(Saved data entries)

◇ ◇ ◇ ◇

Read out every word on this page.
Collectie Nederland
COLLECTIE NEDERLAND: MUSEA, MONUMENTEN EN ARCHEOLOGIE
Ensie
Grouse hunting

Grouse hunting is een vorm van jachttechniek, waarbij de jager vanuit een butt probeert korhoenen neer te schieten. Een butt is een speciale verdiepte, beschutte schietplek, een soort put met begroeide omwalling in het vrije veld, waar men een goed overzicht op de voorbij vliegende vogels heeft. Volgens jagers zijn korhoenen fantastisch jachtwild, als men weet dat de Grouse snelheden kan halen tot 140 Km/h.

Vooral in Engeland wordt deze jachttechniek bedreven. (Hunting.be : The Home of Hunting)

◇ ◇ ◇ ◇

■ WHAT IS BEING ASKED
State the count of lines above containing the string "jachttechniek", and add nothing to it.

■ TASK RESULT
2